Exercise aim » Decide whether each statement agrees with the article below on Israel's approval of the drug Truvada. Answer yes or no for each, quoting the words of the article that decide it. (a) The drug is taken once a week. (b) Teva and Gilead manufacture the drug. (c) If the drug is included in the governmental medical basket, purchasers would pay 15% of its cost.

Top of Selected excerpt

Israel's Health Ministry approved for marketing a new anti-AIDS drug which can prevent healthy people from contracting HIV/ AIDS.
Israel is one of the first countries to approve the drug, which has been cleared by the World Health Organization and the US Centers for Disease Control.
HIV is an sexually transmitted autoimmune disease which is nearly always transferred by sexual contact with an infected person. Drug addicts and promiscuous people - including the LGBT community - are at risk of contracting HIV, while the risk to the rest of the population (excluding rape victims and babies born to infected mothers) remain nearly unaffected.
The new drug, Truvada, claims to reduce the risk of contracting HIV from sexual contact by over 90% and reduce the risk from contracting HIV from drug use by over 70%.
The drug will be prescribed mostly to homosexual men and to women whose husbands are HIV-positive.
The drug is taken once a day and is intended for pre-exposure prophylaxis and contains the antiviral drugs emtricitabine and tenofovir disoproxil fumarate. It works by interfering with the virus' ability to reproduce itself. Its efficacy is greatly reduced when it is not taken on a daily basis.
Those taking the drug need to be under constant medical supervision. Possible side effects include kidney failure, lactic acidosis, liver problems, worsening of bone problems ore Hepatitis B infections, diarrhea, nausea, fatigue, dizziness, depression, sleep issues, and rash.
Pharmaceutical companies Teva and Gilead, which manufacture the drug, will request at the end of the year the drug's inclusion in the governmental medical basket for 2018.
Including a drug in the governmental medical basket subsidizes the drug for the public, with purchasers paying only 15% of the drug's cost. This would place 85% of the burden on the Israeli government.
Many medications for ADHD, cancer, diabetes, and other terminal conditions are not included in the government's basket, despite repeated pleas by the patients and their families to include them. The reason usually given is a lack of budget for inclusion.
Including the "anti-AIDS" drug in the basket would cost the Israeli government billions of shekels each year - both for the drug itself and to treat potential side effects - for an illness which is largely preventable and usually comes as a result of an individual's choices - which he takes with full knowledge of the risks involved.

Bottom of Selected excerpt
Top of Dataset extract

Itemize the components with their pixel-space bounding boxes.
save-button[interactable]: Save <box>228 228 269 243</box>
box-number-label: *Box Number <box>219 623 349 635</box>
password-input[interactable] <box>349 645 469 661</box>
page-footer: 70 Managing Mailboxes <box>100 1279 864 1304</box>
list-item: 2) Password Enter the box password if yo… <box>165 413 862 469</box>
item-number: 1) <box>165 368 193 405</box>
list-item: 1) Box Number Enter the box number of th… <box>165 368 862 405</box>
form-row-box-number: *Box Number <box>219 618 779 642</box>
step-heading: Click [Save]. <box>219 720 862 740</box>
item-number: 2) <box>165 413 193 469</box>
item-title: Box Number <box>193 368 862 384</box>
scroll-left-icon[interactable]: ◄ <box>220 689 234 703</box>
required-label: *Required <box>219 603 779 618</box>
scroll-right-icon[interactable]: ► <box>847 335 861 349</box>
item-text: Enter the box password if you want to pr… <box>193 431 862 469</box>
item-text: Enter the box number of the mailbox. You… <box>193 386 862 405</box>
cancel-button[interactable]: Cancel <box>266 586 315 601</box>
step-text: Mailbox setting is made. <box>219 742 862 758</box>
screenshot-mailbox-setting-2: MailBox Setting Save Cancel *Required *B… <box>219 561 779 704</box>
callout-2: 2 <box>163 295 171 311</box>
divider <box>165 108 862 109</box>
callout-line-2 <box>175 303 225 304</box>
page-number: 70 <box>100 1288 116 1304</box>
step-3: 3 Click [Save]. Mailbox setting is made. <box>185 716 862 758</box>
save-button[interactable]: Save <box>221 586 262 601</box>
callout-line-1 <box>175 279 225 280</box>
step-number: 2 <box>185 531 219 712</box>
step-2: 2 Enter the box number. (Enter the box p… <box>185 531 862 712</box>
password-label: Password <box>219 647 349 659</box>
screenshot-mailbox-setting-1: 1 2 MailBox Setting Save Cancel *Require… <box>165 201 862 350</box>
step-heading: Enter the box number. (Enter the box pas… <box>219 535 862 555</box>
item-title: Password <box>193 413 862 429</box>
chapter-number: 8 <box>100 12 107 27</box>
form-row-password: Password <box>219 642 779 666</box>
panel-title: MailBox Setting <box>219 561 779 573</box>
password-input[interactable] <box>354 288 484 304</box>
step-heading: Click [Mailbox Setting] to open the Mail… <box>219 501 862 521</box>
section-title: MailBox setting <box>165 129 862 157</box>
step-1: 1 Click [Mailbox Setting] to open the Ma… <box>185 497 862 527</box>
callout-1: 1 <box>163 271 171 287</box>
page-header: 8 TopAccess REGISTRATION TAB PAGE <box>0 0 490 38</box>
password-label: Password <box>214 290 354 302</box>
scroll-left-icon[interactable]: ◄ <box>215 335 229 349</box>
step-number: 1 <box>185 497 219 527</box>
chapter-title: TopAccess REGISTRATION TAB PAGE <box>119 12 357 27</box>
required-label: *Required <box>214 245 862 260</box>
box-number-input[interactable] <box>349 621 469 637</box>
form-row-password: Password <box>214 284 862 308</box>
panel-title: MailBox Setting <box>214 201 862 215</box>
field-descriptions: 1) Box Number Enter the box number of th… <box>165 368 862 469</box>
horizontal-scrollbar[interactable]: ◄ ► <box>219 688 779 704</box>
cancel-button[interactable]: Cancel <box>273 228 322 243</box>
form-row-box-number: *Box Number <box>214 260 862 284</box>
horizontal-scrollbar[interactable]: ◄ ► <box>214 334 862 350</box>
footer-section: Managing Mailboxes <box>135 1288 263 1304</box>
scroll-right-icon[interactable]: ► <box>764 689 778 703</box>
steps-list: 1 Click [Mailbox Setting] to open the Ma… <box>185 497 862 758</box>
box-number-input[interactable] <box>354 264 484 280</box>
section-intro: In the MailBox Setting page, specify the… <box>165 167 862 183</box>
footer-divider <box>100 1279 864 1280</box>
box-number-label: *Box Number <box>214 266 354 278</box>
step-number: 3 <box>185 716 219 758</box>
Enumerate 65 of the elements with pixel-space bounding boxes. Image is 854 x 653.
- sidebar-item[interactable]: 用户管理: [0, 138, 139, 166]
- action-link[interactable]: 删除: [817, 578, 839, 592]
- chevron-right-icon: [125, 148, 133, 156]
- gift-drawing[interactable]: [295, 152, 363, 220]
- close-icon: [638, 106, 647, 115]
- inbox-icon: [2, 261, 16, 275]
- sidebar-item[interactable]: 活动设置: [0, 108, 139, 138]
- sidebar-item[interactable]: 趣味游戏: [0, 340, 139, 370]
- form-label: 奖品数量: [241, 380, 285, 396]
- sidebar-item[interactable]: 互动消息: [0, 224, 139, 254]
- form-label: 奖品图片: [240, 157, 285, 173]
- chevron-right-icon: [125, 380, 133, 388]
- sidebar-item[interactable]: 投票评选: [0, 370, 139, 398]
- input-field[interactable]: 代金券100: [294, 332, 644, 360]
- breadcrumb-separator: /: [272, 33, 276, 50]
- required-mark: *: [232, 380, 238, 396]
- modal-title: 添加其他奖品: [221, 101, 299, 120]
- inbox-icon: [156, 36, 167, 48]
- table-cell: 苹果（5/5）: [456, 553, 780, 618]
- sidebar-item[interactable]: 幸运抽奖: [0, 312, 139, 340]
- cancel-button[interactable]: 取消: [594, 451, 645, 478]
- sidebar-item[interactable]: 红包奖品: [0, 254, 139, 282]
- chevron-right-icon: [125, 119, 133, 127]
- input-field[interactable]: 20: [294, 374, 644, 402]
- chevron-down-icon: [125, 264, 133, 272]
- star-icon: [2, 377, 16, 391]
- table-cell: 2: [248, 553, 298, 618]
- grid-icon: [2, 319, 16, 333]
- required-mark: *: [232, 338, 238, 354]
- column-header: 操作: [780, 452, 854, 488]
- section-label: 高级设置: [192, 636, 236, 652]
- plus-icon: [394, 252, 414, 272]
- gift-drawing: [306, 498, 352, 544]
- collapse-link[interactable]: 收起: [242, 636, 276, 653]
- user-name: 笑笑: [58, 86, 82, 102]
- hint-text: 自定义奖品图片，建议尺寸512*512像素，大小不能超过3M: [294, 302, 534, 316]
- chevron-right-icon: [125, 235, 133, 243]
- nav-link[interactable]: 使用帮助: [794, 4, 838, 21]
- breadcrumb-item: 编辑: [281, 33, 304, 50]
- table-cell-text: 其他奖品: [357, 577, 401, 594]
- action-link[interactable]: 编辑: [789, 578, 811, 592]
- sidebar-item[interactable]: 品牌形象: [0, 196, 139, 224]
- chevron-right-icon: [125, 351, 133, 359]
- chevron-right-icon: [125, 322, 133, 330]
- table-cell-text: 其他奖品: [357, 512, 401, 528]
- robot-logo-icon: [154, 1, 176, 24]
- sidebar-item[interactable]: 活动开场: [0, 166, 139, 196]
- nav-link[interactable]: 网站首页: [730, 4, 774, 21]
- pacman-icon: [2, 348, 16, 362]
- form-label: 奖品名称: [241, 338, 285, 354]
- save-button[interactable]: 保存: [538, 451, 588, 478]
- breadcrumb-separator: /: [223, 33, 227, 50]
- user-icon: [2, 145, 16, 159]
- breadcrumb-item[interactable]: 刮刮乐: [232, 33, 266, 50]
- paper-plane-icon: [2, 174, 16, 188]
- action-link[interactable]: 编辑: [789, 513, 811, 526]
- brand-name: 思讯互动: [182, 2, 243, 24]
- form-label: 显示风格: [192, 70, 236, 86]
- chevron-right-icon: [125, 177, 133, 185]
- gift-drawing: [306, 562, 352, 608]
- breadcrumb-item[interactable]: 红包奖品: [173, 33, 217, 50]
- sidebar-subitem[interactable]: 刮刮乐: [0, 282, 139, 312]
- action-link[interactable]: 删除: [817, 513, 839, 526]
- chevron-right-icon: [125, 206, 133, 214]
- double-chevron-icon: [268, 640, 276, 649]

Bottom of Dataset extract

Completed task »
(a) No: "The drug is taken once a day"
(b) Yes: "Pharmaceutical companies Teva and Gilead, which manufacture the drug"
(c) Yes: "with purchasers paying only 15% of the drug's cost"